SOURCE MATERIAL =>
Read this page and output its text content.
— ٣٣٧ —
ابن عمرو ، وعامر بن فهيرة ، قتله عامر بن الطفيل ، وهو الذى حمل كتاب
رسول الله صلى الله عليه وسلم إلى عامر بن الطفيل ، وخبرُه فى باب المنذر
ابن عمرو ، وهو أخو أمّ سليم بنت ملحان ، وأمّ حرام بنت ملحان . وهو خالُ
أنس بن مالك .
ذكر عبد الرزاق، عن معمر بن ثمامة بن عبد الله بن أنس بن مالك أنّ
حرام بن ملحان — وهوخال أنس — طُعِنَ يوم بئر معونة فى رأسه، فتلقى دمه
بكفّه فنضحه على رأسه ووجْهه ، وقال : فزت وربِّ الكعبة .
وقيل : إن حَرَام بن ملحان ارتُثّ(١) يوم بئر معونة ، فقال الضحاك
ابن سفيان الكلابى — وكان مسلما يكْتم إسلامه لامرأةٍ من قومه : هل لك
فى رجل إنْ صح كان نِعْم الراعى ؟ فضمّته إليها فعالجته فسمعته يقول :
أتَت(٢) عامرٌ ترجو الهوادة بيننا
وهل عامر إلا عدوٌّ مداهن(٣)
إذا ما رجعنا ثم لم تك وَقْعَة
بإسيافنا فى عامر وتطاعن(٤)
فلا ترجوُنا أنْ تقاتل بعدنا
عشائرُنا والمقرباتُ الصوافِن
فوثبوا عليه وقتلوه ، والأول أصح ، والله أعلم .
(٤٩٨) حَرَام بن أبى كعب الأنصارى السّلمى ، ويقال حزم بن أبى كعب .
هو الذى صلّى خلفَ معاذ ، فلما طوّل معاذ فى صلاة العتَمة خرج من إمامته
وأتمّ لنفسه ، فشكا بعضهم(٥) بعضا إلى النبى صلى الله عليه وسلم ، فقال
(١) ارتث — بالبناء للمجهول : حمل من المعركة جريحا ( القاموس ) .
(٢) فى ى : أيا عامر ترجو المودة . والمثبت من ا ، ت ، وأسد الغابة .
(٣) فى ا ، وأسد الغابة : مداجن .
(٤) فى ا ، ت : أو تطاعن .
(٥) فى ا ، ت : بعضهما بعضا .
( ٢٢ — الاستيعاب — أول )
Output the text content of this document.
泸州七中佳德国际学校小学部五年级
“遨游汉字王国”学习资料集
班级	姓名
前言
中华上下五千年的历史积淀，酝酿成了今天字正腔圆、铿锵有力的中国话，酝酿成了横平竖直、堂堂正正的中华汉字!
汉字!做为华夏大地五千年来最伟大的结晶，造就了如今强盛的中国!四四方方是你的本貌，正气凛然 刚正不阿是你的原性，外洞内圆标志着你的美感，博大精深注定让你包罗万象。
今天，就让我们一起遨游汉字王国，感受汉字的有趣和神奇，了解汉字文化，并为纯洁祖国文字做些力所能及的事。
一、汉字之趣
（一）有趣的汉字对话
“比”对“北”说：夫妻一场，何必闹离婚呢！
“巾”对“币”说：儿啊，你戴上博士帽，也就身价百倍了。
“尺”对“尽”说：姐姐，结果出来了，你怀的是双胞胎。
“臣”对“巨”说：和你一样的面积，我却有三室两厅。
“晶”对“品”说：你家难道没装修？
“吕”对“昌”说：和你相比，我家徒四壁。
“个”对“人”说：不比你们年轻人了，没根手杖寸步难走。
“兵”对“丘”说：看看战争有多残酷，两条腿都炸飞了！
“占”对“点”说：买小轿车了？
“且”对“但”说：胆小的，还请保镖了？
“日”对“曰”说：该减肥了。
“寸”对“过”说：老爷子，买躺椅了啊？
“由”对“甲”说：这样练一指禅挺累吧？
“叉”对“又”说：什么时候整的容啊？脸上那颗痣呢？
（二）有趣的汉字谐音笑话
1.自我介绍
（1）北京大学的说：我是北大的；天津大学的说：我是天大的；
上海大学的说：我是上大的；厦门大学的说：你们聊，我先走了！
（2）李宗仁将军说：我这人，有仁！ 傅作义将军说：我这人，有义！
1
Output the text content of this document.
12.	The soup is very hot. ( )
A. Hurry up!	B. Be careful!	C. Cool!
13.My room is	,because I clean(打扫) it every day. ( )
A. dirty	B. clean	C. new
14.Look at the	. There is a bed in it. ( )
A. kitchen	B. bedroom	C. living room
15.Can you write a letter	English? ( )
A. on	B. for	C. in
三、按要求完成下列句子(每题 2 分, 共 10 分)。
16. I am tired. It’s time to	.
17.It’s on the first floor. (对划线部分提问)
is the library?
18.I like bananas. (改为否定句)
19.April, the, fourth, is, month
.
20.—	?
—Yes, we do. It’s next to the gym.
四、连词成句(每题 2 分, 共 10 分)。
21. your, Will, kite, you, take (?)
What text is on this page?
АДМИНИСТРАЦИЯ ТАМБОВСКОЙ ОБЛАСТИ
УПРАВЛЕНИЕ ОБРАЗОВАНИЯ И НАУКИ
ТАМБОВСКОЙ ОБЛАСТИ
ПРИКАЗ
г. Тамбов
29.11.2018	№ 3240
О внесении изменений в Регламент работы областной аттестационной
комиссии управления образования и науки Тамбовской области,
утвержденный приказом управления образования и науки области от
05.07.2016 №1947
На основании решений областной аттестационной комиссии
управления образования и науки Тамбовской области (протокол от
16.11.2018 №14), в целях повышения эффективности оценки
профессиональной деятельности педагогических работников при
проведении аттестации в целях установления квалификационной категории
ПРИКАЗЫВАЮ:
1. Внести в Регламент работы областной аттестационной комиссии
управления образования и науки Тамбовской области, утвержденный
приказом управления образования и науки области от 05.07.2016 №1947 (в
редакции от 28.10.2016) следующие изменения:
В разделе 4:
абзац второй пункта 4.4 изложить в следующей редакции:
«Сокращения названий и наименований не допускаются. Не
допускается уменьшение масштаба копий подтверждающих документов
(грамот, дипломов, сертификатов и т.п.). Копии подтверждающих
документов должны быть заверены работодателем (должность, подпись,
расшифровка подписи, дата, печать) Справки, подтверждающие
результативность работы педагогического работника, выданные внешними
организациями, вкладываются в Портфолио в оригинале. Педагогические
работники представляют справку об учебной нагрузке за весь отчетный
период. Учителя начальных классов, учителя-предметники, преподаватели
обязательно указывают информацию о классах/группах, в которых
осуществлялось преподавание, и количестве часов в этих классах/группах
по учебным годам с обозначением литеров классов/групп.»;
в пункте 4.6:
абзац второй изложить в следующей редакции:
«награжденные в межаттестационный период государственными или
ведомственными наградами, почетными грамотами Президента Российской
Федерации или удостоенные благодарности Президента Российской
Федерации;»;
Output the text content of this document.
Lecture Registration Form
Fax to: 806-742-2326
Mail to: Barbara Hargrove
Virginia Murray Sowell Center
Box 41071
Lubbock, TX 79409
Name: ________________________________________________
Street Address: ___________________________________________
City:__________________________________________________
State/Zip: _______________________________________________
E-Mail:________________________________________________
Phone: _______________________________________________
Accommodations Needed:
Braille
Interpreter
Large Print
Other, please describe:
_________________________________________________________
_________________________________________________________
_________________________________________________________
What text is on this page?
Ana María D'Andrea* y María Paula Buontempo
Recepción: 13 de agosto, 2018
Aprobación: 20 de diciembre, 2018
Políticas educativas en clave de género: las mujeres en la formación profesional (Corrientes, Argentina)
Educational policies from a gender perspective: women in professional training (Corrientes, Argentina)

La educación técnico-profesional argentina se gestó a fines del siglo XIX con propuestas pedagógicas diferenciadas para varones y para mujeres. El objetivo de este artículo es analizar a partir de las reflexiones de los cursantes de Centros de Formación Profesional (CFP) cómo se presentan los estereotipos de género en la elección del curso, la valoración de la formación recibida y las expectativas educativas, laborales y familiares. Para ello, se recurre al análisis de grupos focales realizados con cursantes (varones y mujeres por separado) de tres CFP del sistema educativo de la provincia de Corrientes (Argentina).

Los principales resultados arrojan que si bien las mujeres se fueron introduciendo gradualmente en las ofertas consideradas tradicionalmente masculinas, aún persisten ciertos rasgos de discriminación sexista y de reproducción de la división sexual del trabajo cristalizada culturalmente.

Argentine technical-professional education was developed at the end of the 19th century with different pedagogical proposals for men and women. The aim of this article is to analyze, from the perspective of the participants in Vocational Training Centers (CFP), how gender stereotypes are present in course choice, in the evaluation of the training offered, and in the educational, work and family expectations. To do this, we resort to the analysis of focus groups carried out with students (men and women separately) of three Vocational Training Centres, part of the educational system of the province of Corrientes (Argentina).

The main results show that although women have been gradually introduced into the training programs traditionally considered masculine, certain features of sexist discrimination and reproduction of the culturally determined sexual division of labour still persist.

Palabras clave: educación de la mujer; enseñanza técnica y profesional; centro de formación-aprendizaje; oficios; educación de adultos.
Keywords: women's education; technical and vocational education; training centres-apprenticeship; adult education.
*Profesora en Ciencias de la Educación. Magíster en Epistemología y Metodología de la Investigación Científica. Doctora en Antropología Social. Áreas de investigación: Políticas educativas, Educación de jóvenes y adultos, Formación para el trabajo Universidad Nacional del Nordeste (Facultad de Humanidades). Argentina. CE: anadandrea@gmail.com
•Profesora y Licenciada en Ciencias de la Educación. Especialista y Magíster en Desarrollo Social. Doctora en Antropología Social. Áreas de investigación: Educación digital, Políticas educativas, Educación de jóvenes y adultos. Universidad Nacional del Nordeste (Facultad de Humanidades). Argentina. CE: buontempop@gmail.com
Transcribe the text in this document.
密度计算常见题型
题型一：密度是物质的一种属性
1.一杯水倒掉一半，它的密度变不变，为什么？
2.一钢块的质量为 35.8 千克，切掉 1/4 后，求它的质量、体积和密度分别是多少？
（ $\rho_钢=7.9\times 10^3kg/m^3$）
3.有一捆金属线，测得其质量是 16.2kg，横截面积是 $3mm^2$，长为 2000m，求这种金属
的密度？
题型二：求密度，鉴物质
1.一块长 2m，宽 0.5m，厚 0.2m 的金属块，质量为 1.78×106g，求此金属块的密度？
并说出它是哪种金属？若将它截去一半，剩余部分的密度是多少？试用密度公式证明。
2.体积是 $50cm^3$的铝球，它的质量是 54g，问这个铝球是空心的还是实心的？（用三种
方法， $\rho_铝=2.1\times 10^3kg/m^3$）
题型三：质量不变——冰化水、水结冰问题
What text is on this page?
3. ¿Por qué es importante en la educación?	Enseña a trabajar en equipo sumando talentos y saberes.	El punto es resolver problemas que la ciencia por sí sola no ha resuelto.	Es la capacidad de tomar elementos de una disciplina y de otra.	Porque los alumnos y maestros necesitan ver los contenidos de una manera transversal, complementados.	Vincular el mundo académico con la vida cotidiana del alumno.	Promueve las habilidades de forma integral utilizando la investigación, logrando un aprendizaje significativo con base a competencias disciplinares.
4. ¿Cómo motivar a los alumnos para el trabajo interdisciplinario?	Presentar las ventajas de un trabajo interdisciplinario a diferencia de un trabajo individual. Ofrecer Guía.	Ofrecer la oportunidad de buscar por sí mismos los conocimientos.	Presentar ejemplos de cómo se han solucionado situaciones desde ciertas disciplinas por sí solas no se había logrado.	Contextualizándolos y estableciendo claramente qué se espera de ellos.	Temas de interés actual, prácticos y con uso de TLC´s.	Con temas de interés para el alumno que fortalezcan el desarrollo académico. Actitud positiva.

WHAT IS EXPECTED =>
Reply with nothing but the number of lines in the data above that contain "Universidad".

EXERCISE OUTPUT =>
2